_Required task_
Repeat all entries exactly.

_Provided data_
· · ·

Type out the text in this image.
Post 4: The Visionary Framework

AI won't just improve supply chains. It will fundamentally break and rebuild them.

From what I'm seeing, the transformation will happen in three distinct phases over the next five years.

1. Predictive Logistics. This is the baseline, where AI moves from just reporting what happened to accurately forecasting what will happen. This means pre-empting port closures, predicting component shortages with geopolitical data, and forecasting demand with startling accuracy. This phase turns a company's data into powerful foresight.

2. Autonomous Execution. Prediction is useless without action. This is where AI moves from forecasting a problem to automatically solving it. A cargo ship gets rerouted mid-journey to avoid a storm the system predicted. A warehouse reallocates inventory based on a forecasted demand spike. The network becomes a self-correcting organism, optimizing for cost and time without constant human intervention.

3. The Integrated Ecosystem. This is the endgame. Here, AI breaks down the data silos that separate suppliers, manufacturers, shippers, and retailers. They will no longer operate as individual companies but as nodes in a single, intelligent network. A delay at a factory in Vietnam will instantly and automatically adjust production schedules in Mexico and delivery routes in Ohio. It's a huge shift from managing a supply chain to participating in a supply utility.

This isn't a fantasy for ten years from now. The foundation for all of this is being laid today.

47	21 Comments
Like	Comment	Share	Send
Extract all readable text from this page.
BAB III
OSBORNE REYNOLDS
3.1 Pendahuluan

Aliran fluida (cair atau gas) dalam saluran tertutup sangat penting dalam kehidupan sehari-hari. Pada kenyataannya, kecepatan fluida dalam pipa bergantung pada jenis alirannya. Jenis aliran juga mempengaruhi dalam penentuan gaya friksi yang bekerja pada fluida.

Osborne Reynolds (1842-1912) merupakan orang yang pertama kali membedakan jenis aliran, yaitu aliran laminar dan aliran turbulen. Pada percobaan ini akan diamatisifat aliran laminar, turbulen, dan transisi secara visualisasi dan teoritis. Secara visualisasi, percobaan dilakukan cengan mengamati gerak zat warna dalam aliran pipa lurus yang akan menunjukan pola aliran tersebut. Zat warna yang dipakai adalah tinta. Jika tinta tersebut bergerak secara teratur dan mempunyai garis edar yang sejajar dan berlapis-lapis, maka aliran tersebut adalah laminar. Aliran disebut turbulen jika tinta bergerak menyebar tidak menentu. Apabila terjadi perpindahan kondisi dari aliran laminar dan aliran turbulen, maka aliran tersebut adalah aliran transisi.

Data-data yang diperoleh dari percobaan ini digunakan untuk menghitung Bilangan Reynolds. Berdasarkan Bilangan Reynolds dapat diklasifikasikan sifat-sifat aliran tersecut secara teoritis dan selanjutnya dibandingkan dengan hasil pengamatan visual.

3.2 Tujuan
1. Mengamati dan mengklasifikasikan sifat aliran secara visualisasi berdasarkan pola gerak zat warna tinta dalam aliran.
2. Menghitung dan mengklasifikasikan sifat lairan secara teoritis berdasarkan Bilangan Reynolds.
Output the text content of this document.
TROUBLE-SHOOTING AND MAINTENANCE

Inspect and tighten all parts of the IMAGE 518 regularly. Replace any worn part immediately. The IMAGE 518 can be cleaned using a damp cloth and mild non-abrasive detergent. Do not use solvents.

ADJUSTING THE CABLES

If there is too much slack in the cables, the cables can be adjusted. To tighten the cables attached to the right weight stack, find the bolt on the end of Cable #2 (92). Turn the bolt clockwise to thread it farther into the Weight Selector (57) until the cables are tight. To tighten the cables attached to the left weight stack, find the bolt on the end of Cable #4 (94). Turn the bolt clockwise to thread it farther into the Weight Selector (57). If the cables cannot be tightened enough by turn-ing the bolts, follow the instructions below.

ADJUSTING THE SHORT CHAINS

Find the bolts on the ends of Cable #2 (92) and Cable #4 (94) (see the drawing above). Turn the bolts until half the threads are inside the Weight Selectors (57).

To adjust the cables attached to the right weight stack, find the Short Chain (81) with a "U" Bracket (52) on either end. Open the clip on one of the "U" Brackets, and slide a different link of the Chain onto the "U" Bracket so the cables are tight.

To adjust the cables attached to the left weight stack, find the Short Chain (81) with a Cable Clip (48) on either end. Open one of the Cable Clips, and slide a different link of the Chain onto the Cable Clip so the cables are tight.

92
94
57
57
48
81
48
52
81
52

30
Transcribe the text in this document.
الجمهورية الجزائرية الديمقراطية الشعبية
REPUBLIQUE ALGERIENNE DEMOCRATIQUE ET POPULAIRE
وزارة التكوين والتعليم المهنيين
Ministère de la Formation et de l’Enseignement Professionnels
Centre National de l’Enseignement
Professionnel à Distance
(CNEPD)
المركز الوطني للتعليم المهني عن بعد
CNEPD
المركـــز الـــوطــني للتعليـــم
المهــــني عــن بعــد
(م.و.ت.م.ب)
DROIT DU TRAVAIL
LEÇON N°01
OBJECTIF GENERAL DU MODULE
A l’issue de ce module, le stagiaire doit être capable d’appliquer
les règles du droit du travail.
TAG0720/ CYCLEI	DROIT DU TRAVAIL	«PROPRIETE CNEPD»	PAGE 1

· · ·

_Result_
Type out the text in this image.
Post 4: The Visionary Framework

AI won't just improve supply chains. It will fundamentally break and rebuild them.

From what I'm seeing, the transformation will happen in three distinct phases over the next five years.

1. Predictive Logistics. This is the baseline, where AI moves from just reporting what happened to accurately forecasting what will happen. This means pre-empting port closures, predicting component shortages with geopolitical data, and forecasting demand with startling accuracy. This phase turns a company's data into powerful foresight.

2. Autonomous Execution. Prediction is useless without action. This is where AI moves from forecasting a problem to automatically solving it. A cargo ship gets rerouted mid-journey to avoid a storm the system predicted. A warehouse reallocates inventory based on a forecasted demand spike. The network becomes a self-correcting organism, optimizing for cost and time without constant human intervention.

3. The Integrated Ecosystem. This is the endgame. Here, AI breaks down the data silos that separate suppliers, manufacturers, shippers, and retailers. They will no longer operate as individual companies but as nodes in a single, intelligent network. A delay at a factory in Vietnam will instantly and automatically adjust production schedules in Mexico and delivery routes in Ohio. It's a huge shift from managing a supply chain to participating in a supply utility.

This isn't a fantasy for ten years from now. The foundation for all of this is being laid today.

47	21 Comments
Like	Comment	Share	Send
Extract all readable text from this page.
BAB III
OSBORNE REYNOLDS
3.1 Pendahuluan

Aliran fluida (cair atau gas) dalam saluran tertutup sangat penting dalam kehidupan sehari-hari. Pada kenyataannya, kecepatan fluida dalam pipa bergantung pada jenis alirannya. Jenis aliran juga mempengaruhi dalam penentuan gaya friksi yang bekerja pada fluida.

Osborne Reynolds (1842-1912) merupakan orang yang pertama kali membedakan jenis aliran, yaitu aliran laminar dan aliran turbulen. Pada percobaan ini akan diamatisifat aliran laminar, turbulen, dan transisi secara visualisasi dan teoritis. Secara visualisasi, percobaan dilakukan cengan mengamati gerak zat warna dalam aliran pipa lurus yang akan menunjukan pola aliran tersebut. Zat warna yang dipakai adalah tinta. Jika tinta tersebut bergerak secara teratur dan mempunyai garis edar yang sejajar dan berlapis-lapis, maka aliran tersebut adalah laminar. Aliran disebut turbulen jika tinta bergerak menyebar tidak menentu. Apabila terjadi perpindahan kondisi dari aliran laminar dan aliran turbulen, maka aliran tersebut adalah aliran transisi.

Data-data yang diperoleh dari percobaan ini digunakan untuk menghitung Bilangan Reynolds. Berdasarkan Bilangan Reynolds dapat diklasifikasikan sifat-sifat aliran tersecut secara teoritis dan selanjutnya dibandingkan dengan hasil pengamatan visual.

3.2 Tujuan
1. Mengamati dan mengklasifikasikan sifat aliran secara visualisasi berdasarkan pola gerak zat warna tinta dalam aliran.
2. Menghitung dan mengklasifikasikan sifat lairan secara teoritis berdasarkan Bilangan Reynolds.
Output the text content of this document.
TROUBLE-SHOOTING AND MAINTENANCE

Inspect and tighten all parts of the IMAGE 518 regularly. Replace any worn part immediately. The IMAGE 518 can be cleaned using a damp cloth and mild non-abrasive detergent. Do not use solvents.

ADJUSTING THE CABLES

If there is too much slack in the cables, the cables can be adjusted. To tighten the cables attached to the right weight stack, find the bolt on the end of Cable #2 (92). Turn the bolt clockwise to thread it farther into the Weight Selector (57) until the cables are tight. To tighten the cables attached to the left weight stack, find the bolt on the end of Cable #4 (94). Turn the bolt clockwise to thread it farther into the Weight Selector (57). If the cables cannot be tightened enough by turn-ing the bolts, follow the instructions below.

ADJUSTING THE SHORT CHAINS

Find the bolts on the ends of Cable #2 (92) and Cable #4 (94) (see the drawing above). Turn the bolts until half the threads are inside the Weight Selectors (57).

To adjust the cables attached to the right weight stack, find the Short Chain (81) with a "U" Bracket (52) on either end. Open the clip on one of the "U" Brackets, and slide a different link of the Chain onto the "U" Bracket so the cables are tight.

To adjust the cables attached to the left weight stack, find the Short Chain (81) with a Cable Clip (48) on either end. Open one of the Cable Clips, and slide a different link of the Chain onto the Cable Clip so the cables are tight.

92
94
57
57
48
81
48
52
81
52

30
Transcribe the text in this document.
الجمهورية الجزائرية الديمقراطية الشعبية
REPUBLIQUE ALGERIENNE DEMOCRATIQUE ET POPULAIRE
وزارة التكوين والتعليم المهنيين
Ministère de la Formation et de l’Enseignement Professionnels
Centre National de l’Enseignement
Professionnel à Distance
(CNEPD)
المركز الوطني للتعليم المهني عن بعد
CNEPD
المركـــز الـــوطــني للتعليـــم
المهــــني عــن بعــد
(م.و.ت.م.ب)
DROIT DU TRAVAIL
LEÇON N°01
OBJECTIF GENERAL DU MODULE
A l’issue de ce module, le stagiaire doit être capable d’appliquer
les règles du droit du travail.
TAG0720/ CYCLEI	DROIT DU TRAVAIL	«PROPRIETE CNEPD»	PAGE 1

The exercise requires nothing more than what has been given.